To be done. Gather the lines that hold the string "relative".

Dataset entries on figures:
▬▬▬▬▬▬

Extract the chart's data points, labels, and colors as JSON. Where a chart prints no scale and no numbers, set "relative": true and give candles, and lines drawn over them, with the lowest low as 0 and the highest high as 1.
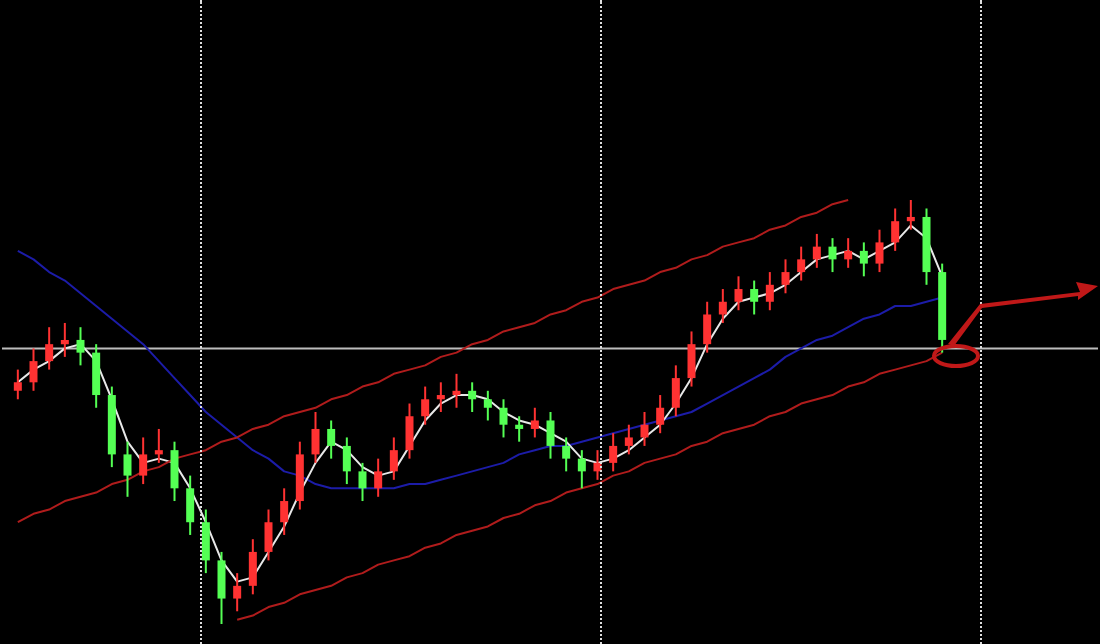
{
  "chart_data": {
    "type": "candlestick",
    "relative": true,
    "marker": "none",
    "categories": [
      null,
      null,
      null,
      null,
      null,
      null,
      null,
      null,
      null,
      null,
      null,
      null,
      null,
      null,
      null,
      null,
      null,
      null,
      null,
      null,
      null,
      null,
      null,
      null,
      null,
      null,
      null,
      null,
      null,
      null,
      null,
      null,
      null,
      null,
      null,
      null,
      null,
      null,
      null,
      null,
      null,
      null,
      null,
      null,
      null,
      null,
      null,
      null,
      null,
      null,
      null,
      null,
      null,
      null,
      null,
      null,
      null,
      null,
      null,
      null
    ],
    "ohlc": [
      [
        0.55,
        0.6,
        0.53,
        0.57
      ],
      [
        0.57,
        0.65,
        0.55,
        0.62
      ],
      [
        0.62,
        0.7,
        0.6,
        0.66
      ],
      [
        0.66,
        0.71,
        0.63,
        0.67
      ],
      [
        0.67,
        0.7,
        0.61,
        0.64
      ],
      [
        0.64,
        0.66,
        0.51,
        0.54
      ],
      [
        0.54,
        0.56,
        0.37,
        0.4
      ],
      [
        0.4,
        0.43,
        0.3,
        0.35
      ],
      [
        0.35,
        0.44,
        0.33,
        0.4
      ],
      [
        0.4,
        0.46,
        0.38,
        0.41
      ],
      [
        0.41,
        0.43,
        0.29,
        0.32
      ],
      [
        0.32,
        0.35,
        0.21,
        0.24
      ],
      [
        0.24,
        0.27,
        0.12,
        0.15
      ],
      [
        0.15,
        0.17,
        0.0,
        0.06
      ],
      [
        0.06,
        0.12,
        0.03,
        0.09
      ],
      [
        0.09,
        0.2,
        0.07,
        0.17
      ],
      [
        0.17,
        0.27,
        0.15,
        0.24
      ],
      [
        0.24,
        0.32,
        0.21,
        0.29
      ],
      [
        0.29,
        0.43,
        0.27,
        0.4
      ],
      [
        0.4,
        0.5,
        0.38,
        0.46
      ],
      [
        0.46,
        0.48,
        0.39,
        0.42
      ],
      [
        0.42,
        0.44,
        0.33,
        0.36
      ],
      [
        0.36,
        0.38,
        0.29,
        0.32
      ],
      [
        0.32,
        0.39,
        0.3,
        0.36
      ],
      [
        0.36,
        0.44,
        0.34,
        0.41
      ],
      [
        0.41,
        0.52,
        0.39,
        0.49
      ],
      [
        0.49,
        0.56,
        0.47,
        0.53
      ],
      [
        0.53,
        0.57,
        0.5,
        0.54
      ],
      [
        0.54,
        0.59,
        0.51,
        0.55
      ],
      [
        0.55,
        0.57,
        0.5,
        0.53
      ],
      [
        0.53,
        0.55,
        0.48,
        0.51
      ],
      [
        0.51,
        0.53,
        0.44,
        0.47
      ],
      [
        0.47,
        0.49,
        0.43,
        0.46
      ],
      [
        0.46,
        0.51,
        0.44,
        0.48
      ],
      [
        0.48,
        0.5,
        0.39,
        0.42
      ],
      [
        0.42,
        0.44,
        0.36,
        0.39
      ],
      [
        0.39,
        0.41,
        0.32,
        0.36
      ],
      [
        0.36,
        0.41,
        0.34,
        0.38
      ],
      [
        0.38,
        0.45,
        0.36,
        0.42
      ],
      [
        0.42,
        0.47,
        0.4,
        0.44
      ],
      [
        0.44,
        0.5,
        0.42,
        0.47
      ],
      [
        0.47,
        0.54,
        0.45,
        0.51
      ],
      [
        0.51,
        0.61,
        0.49,
        0.58
      ],
      [
        0.58,
        0.69,
        0.56,
        0.66
      ],
      [
        0.66,
        0.76,
        0.64,
        0.73
      ],
      [
        0.73,
        0.79,
        0.71,
        0.76
      ],
      [
        0.76,
        0.82,
        0.74,
        0.79
      ],
      [
        0.79,
        0.81,
        0.73,
        0.76
      ],
      [
        0.76,
        0.83,
        0.74,
        0.8
      ],
      [
        0.8,
        0.86,
        0.78,
        0.83
      ],
      [
        0.83,
        0.89,
        0.81,
        0.86
      ],
      [
        0.86,
        0.92,
        0.84,
        0.89
      ],
      [
        0.89,
        0.91,
        0.83,
        0.86
      ],
      [
        0.86,
        0.91,
        0.84,
        0.88
      ],
      [
        0.88,
        0.9,
        0.82,
        0.85
      ],
      [
        0.85,
        0.93,
        0.83,
        0.9
      ],
      [
        0.9,
        0.98,
        0.88,
        0.95
      ],
      [
        0.95,
        1.0,
        0.93,
        0.96
      ],
      [
        0.96,
        0.98,
        0.8,
        0.83
      ],
      [
        0.83,
        0.85,
        0.64,
        0.67
      ]
    ],
    "colors": [
      "#ff3232",
      "#ff3232",
      "#ff3232",
      "#ff3232",
      "#54ff54",
      "#54ff54",
      "#54ff54",
      "#54ff54",
      "#ff3232",
      "#ff3232",
      "#54ff54",
      "#54ff54",
      "#54ff54",
      "#54ff54",
      "#ff3232",
      "#ff3232",
      "#ff3232",
      "#ff3232",
      "#ff3232",
      "#ff3232",
      "#54ff54",
      "#54ff54",
      "#54ff54",
      "#ff3232",
      "#ff3232",
      "#ff3232",
      "#ff3232",
      "#ff3232",
      "#ff3232",
      "#54ff54",
      "#54ff54",
      "#54ff54",
      "#54ff54",
      "#ff3232",
      "#54ff54",
      "#54ff54",
      "#54ff54",
      "#ff3232",
      "#ff3232",
      "#ff3232",
      "#ff3232",
      "#ff3232",
      "#ff3232",
      "#ff3232",
      "#ff3232",
      "#ff3232",
      "#ff3232",
      "#54ff54",
      "#ff3232",
      "#ff3232",
      "#ff3232",
      "#ff3232",
      "#54ff54",
      "#ff3232",
      "#54ff54",
      "#ff3232",
      "#ff3232",
      "#ff3232",
      "#54ff54",
      "#54ff54"
    ],
    "series": [
      {
        "type": "line",
        "color": "#1c1ca8",
        "values": [
          0.88,
          0.86,
          0.83,
          0.81,
          0.78,
          0.75,
          0.72,
          0.69,
          0.66,
          0.62,
          0.58,
          0.54,
          0.5,
          0.47,
          0.44,
          0.41,
          0.39,
          0.36,
          0.35,
          0.33,
          0.32,
          0.32,
          0.32,
          0.32,
          0.32,
          0.33,
          0.33,
          0.34,
          0.35,
          0.36,
          0.37,
          0.38,
          0.4,
          0.41,
          0.42,
          0.42,
          0.43,
          0.44,
          0.45,
          0.46,
          0.47,
          0.48,
          0.49,
          0.5,
          0.52,
          0.54,
          0.56,
          0.58,
          0.6,
          0.63,
          0.65,
          0.67,
          0.68,
          0.7,
          0.72,
          0.73,
          0.75,
          0.75,
          0.76,
          0.77
        ]
      },
      {
        "type": "line",
        "color": "#e8e8e8",
        "values": [
          0.57,
          0.6,
          0.62,
          0.65,
          0.66,
          0.62,
          0.53,
          0.43,
          0.38,
          0.39,
          0.38,
          0.32,
          0.24,
          0.15,
          0.1,
          0.11,
          0.17,
          0.23,
          0.31,
          0.38,
          0.43,
          0.41,
          0.37,
          0.35,
          0.36,
          0.42,
          0.48,
          0.52,
          0.54,
          0.54,
          0.53,
          0.5,
          0.48,
          0.47,
          0.45,
          0.43,
          0.39,
          0.38,
          0.39,
          0.41,
          0.44,
          0.47,
          0.52,
          0.58,
          0.66,
          0.72,
          0.76,
          0.77,
          0.78,
          0.8,
          0.83,
          0.86,
          0.87,
          0.88,
          0.86,
          0.88,
          0.9,
          0.94,
          0.91,
          0.82
        ]
      },
      {
        "type": "line",
        "color": "#b01c1c",
        "values": [
          0.24,
          0.26,
          0.27,
          0.29,
          0.3,
          0.31,
          0.33,
          0.34,
          0.36,
          0.37,
          0.39,
          0.4,
          0.41,
          0.43,
          0.44,
          0.46,
          0.47,
          0.49,
          0.5,
          0.51,
          0.53,
          0.54,
          0.56,
          0.57,
          0.59,
          0.6,
          0.61,
          0.63,
          0.64,
          0.66,
          0.67,
          0.69,
          0.7,
          0.71,
          0.73,
          0.74,
          0.76,
          0.77,
          0.79,
          0.8,
          0.81,
          0.83,
          0.84,
          0.86,
          0.87,
          0.89,
          0.9,
          0.91,
          0.93,
          0.94,
          0.96,
          0.97,
          0.99,
          1.0,
          null,
          null,
          null,
          null,
          null,
          null
        ]
      },
      {
        "type": "line",
        "color": "#b01c1c",
        "values": [
          null,
          null,
          null,
          null,
          null,
          null,
          null,
          null,
          null,
          null,
          null,
          null,
          null,
          null,
          0.01,
          0.02,
          0.04,
          0.05,
          0.07,
          0.08,
          0.09,
          0.11,
          0.12,
          0.14,
          0.15,
          0.16,
          0.18,
          0.19,
          0.21,
          0.22,
          0.23,
          0.25,
          0.26,
          0.28,
          0.29,
          0.31,
          0.32,
          0.33,
          0.35,
          0.36,
          0.38,
          0.39,
          0.4,
          0.42,
          0.43,
          0.45,
          0.46,
          0.47,
          0.49,
          0.5,
          0.52,
          0.53,
          0.54,
          0.56,
          0.57,
          0.59,
          0.6,
          0.61,
          0.62,
          0.64
        ]
      }
    ],
    "ref_lines": [
      {
        "axis": "y",
        "value": 0.65,
        "color": "#bdbdbd"
      }
    ]
  }
}
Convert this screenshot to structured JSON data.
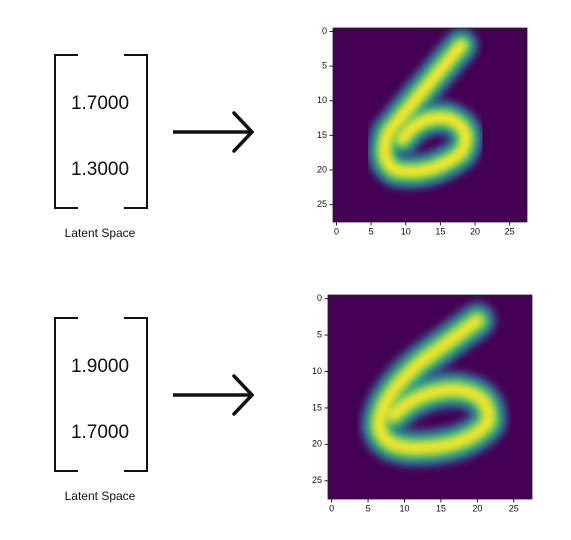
{
  "panels": [
    {
      "vector": [
        "1.7000",
        "1.3000"
      ],
      "caption": "Latent Space",
      "image": {
        "xlim": [
          -0.5,
          27.5
        ],
        "ylim": [
          27.5,
          -0.5
        ],
        "xticks": [
          0,
          5,
          10,
          15,
          20,
          25
        ],
        "yticks": [
          0,
          5,
          10,
          15,
          20,
          25
        ]
      }
    },
    {
      "vector": [
        "1.9000",
        "1.7000"
      ],
      "caption": "Latent Space",
      "image": {
        "xlim": [
          -0.5,
          27.5
        ],
        "ylim": [
          27.5,
          -0.5
        ],
        "xticks": [
          0,
          5,
          10,
          15,
          20,
          25
        ],
        "yticks": [
          0,
          5,
          10,
          15,
          20,
          25
        ]
      }
    }
  ]
}
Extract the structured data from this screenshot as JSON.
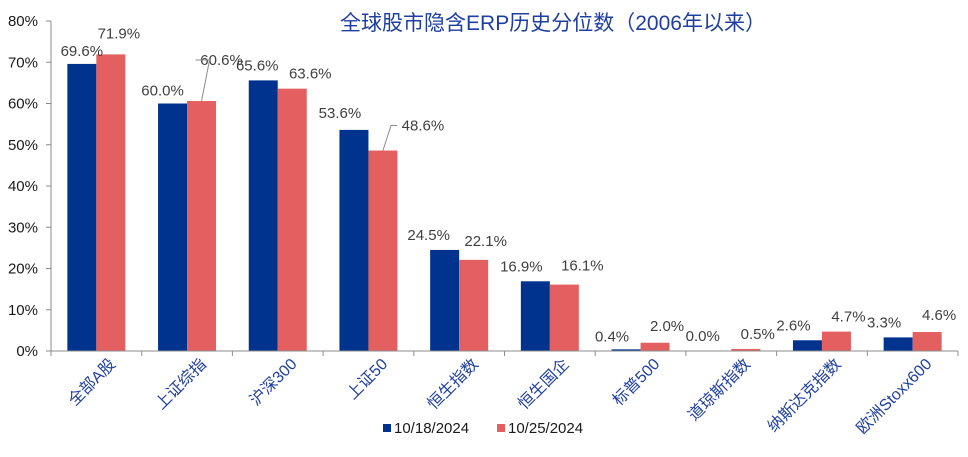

▬▬▬▬▬▬

Result.
Extract the chart's data points, labels, and colors as JSON. Where a chart prints no scale and no numbers, set "relative": true and give candles, and lines drawn over them, with the lowest low as 0 and the highest high as 1.
    "relative": true,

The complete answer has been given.